* START Entries *
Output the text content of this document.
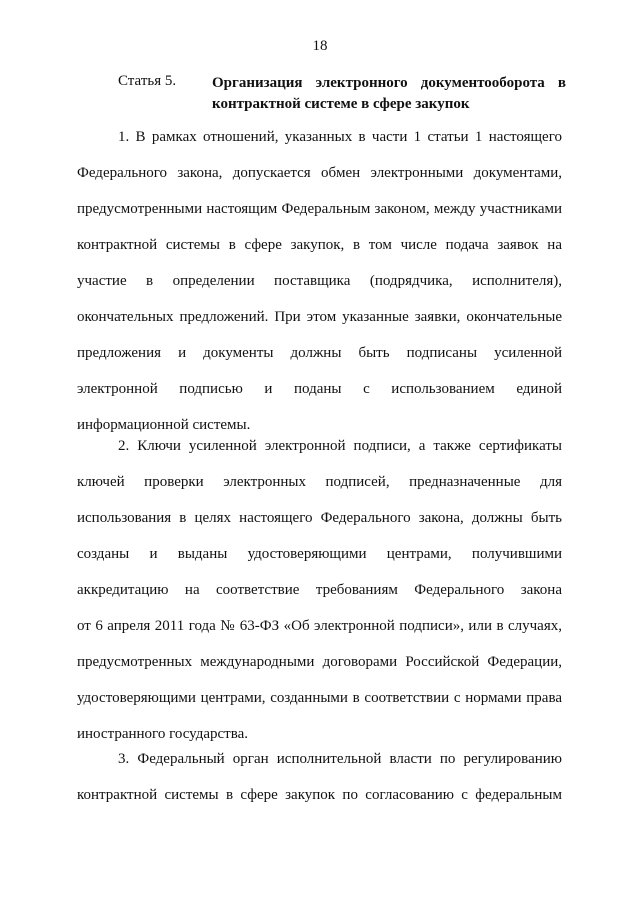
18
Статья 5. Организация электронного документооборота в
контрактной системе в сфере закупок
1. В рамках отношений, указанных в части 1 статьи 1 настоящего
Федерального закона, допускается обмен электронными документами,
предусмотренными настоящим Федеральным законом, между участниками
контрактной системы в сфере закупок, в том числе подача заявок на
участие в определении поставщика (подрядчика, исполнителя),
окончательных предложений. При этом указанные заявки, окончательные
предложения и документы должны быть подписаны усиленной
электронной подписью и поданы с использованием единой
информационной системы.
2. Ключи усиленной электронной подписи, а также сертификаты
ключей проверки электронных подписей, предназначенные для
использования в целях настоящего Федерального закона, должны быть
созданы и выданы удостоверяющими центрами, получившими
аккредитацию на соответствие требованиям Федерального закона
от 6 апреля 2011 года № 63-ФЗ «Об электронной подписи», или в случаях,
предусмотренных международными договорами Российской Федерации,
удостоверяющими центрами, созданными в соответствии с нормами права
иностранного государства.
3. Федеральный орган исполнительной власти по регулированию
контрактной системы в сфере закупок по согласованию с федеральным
* END Entries *
Exercise task: Go through the entries above and copy every line containing "усиленной".

Output for this task:
предложения и документы должны быть подписаны усиленной
2. Ключи усиленной электронной подписи, а также сертификаты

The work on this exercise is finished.